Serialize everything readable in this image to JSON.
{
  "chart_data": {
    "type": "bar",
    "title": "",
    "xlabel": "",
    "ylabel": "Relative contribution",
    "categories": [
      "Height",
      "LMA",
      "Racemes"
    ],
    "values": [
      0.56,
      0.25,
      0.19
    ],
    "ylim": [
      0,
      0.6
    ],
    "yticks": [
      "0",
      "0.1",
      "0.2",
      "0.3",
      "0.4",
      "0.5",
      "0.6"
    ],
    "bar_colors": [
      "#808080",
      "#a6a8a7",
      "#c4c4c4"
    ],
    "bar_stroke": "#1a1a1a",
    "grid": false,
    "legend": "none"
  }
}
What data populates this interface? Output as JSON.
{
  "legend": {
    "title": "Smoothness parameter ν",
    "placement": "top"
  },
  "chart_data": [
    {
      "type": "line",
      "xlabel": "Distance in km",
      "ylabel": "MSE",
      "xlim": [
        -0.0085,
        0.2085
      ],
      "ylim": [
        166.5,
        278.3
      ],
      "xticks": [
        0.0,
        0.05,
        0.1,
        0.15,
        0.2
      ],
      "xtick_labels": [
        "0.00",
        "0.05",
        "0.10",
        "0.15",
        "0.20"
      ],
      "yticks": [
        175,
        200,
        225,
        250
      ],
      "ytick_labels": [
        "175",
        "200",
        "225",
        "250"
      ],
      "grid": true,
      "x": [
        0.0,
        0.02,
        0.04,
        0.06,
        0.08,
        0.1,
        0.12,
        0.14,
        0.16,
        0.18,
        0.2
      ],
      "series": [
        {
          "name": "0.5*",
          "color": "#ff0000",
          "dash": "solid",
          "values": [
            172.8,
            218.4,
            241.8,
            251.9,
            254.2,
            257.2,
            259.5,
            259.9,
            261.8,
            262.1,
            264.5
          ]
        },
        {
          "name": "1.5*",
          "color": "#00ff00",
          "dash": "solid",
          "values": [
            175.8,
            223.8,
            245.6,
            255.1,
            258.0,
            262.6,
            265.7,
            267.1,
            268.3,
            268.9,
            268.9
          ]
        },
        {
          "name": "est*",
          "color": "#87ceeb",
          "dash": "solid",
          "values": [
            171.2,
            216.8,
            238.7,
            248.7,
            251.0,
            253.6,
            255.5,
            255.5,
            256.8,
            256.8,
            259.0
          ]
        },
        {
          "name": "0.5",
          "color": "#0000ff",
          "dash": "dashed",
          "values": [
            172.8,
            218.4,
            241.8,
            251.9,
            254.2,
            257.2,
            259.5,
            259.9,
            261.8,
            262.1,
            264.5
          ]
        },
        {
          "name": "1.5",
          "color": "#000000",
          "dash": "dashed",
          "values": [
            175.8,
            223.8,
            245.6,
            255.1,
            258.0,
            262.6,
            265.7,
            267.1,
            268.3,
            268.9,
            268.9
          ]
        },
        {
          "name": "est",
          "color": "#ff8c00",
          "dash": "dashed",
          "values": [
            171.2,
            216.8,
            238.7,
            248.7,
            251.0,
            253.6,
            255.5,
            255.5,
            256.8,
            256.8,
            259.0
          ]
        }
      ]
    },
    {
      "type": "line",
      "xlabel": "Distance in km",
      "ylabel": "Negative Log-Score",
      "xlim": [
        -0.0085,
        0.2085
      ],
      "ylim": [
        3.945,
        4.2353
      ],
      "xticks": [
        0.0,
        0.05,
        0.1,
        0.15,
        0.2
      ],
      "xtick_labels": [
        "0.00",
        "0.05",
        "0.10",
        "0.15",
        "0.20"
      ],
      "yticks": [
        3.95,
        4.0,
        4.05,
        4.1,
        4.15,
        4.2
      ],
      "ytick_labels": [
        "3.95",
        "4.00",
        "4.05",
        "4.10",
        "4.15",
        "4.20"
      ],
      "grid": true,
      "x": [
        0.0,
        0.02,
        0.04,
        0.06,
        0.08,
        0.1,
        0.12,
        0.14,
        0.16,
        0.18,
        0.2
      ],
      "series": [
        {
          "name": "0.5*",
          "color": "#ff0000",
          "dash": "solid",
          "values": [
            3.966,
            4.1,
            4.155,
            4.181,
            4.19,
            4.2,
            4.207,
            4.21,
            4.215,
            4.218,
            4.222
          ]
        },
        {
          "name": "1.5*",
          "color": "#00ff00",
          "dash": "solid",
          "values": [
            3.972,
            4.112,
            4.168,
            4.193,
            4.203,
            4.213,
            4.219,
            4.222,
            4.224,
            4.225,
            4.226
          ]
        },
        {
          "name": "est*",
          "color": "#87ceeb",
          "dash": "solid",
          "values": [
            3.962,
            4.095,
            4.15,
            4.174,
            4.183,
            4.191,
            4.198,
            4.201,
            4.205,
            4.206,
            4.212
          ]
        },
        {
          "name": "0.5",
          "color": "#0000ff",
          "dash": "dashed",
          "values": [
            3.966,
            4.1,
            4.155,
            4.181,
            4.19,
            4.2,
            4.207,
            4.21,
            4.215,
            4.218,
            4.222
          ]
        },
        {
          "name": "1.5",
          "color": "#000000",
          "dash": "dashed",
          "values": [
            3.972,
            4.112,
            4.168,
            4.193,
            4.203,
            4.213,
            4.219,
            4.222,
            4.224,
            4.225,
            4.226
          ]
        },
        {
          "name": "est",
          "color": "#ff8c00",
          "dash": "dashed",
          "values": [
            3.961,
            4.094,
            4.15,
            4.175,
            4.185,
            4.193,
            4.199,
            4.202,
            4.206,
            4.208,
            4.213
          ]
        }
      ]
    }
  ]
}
____________
• **Exercise details**
Output the listing above exactly as it appears.

• **Exercise output**
Serialize everything readable in this image to JSON.
{
  "chart_data": {
    "type": "bar",
    "title": "",
    "xlabel": "",
    "ylabel": "Relative contribution",
    "categories": [
      "Height",
      "LMA",
      "Racemes"
    ],
    "values": [
      0.56,
      0.25,
      0.19
    ],
    "ylim": [
      0,
      0.6
    ],
    "yticks": [
      "0",
      "0.1",
      "0.2",
      "0.3",
      "0.4",
      "0.5",
      "0.6"
    ],
    "bar_colors": [
      "#808080",
      "#a6a8a7",
      "#c4c4c4"
    ],
    "bar_stroke": "#1a1a1a",
    "grid": false,
    "legend": "none"
  }
}
What data populates this interface? Output as JSON.
{
  "legend": {
    "title": "Smoothness parameter ν",
    "placement": "top"
  },
  "chart_data": [
    {
      "type": "line",
      "xlabel": "Distance in km",
      "ylabel": "MSE",
      "xlim": [
        -0.0085,
        0.2085
      ],
      "ylim": [
        166.5,
        278.3
      ],
      "xticks": [
        0.0,
        0.05,
        0.1,
        0.15,
        0.2
      ],
      "xtick_labels": [
        "0.00",
        "0.05",
        "0.10",
        "0.15",
        "0.20"
      ],
      "yticks": [
        175,
        200,
        225,
        250
      ],
      "ytick_labels": [
        "175",
        "200",
        "225",
        "250"
      ],
      "grid": true,
      "x": [
        0.0,
        0.02,
        0.04,
        0.06,
        0.08,
        0.1,
        0.12,
        0.14,
        0.16,
        0.18,
        0.2
      ],
      "series": [
        {
          "name": "0.5*",
          "color": "#ff0000",
          "dash": "solid",
          "values": [
            172.8,
            218.4,
            241.8,
            251.9,
            254.2,
            257.2,
            259.5,
            259.9,
            261.8,
            262.1,
            264.5
          ]
        },
        {
          "name": "1.5*",
          "color": "#00ff00",
          "dash": "solid",
          "values": [
            175.8,
            223.8,
            245.6,
            255.1,
            258.0,
            262.6,
            265.7,
            267.1,
            268.3,
            268.9,
            268.9
          ]
        },
        {
          "name": "est*",
          "color": "#87ceeb",
          "dash": "solid",
          "values": [
            171.2,
            216.8,
            238.7,
            248.7,
            251.0,
            253.6,
            255.5,
            255.5,
            256.8,
            256.8,
            259.0
          ]
        },
        {
          "name": "0.5",
          "color": "#0000ff",
          "dash": "dashed",
          "values": [
            172.8,
            218.4,
            241.8,
            251.9,
            254.2,
            257.2,
            259.5,
            259.9,
            261.8,
            262.1,
            264.5
          ]
        },
        {
          "name": "1.5",
          "color": "#000000",
          "dash": "dashed",
          "values": [
            175.8,
            223.8,
            245.6,
            255.1,
            258.0,
            262.6,
            265.7,
            267.1,
            268.3,
            268.9,
            268.9
          ]
        },
        {
          "name": "est",
          "color": "#ff8c00",
          "dash": "dashed",
          "values": [
            171.2,
            216.8,
            238.7,
            248.7,
            251.0,
            253.6,
            255.5,
            255.5,
            256.8,
            256.8,
            259.0
          ]
        }
      ]
    },
    {
      "type": "line",
      "xlabel": "Distance in km",
      "ylabel": "Negative Log-Score",
      "xlim": [
        -0.0085,
        0.2085
      ],
      "ylim": [
        3.945,
        4.2353
      ],
      "xticks": [
        0.0,
        0.05,
        0.1,
        0.15,
        0.2
      ],
      "xtick_labels": [
        "0.00",
        "0.05",
        "0.10",
        "0.15",
        "0.20"
      ],
      "yticks": [
        3.95,
        4.0,
        4.05,
        4.1,
        4.15,
        4.2
      ],
      "ytick_labels": [
        "3.95",
        "4.00",
        "4.05",
        "4.10",
        "4.15",
        "4.20"
      ],
      "grid": true,
      "x": [
        0.0,
        0.02,
        0.04,
        0.06,
        0.08,
        0.1,
        0.12,
        0.14,
        0.16,
        0.18,
        0.2
      ],
      "series": [
        {
          "name": "0.5*",
          "color": "#ff0000",
          "dash": "solid",
          "values": [
            3.966,
            4.1,
            4.155,
            4.181,
            4.19,
            4.2,
            4.207,
            4.21,
            4.215,
            4.218,
            4.222
          ]
        },
        {
          "name": "1.5*",
          "color": "#00ff00",
          "dash": "solid",
          "values": [
            3.972,
            4.112,
            4.168,
            4.193,
            4.203,
            4.213,
            4.219,
            4.222,
            4.224,
            4.225,
            4.226
          ]
        },
        {
          "name": "est*",
          "color": "#87ceeb",
          "dash": "solid",
          "values": [
            3.962,
            4.095,
            4.15,
            4.174,
            4.183,
            4.191,
            4.198,
            4.201,
            4.205,
            4.206,
            4.212
          ]
        },
        {
          "name": "0.5",
          "color": "#0000ff",
          "dash": "dashed",
          "values": [
            3.966,
            4.1,
            4.155,
            4.181,
            4.19,
            4.2,
            4.207,
            4.21,
            4.215,
            4.218,
            4.222
          ]
        },
        {
          "name": "1.5",
          "color": "#000000",
          "dash": "dashed",
          "values": [
            3.972,
            4.112,
            4.168,
            4.193,
            4.203,
            4.213,
            4.219,
            4.222,
            4.224,
            4.225,
            4.226
          ]
        },
        {
          "name": "est",
          "color": "#ff8c00",
          "dash": "dashed",
          "values": [
            3.961,
            4.094,
            4.15,
            4.175,
            4.185,
            4.193,
            4.199,
            4.202,
            4.206,
            4.208,
            4.213
          ]
        }
      ]
    }
  ]
}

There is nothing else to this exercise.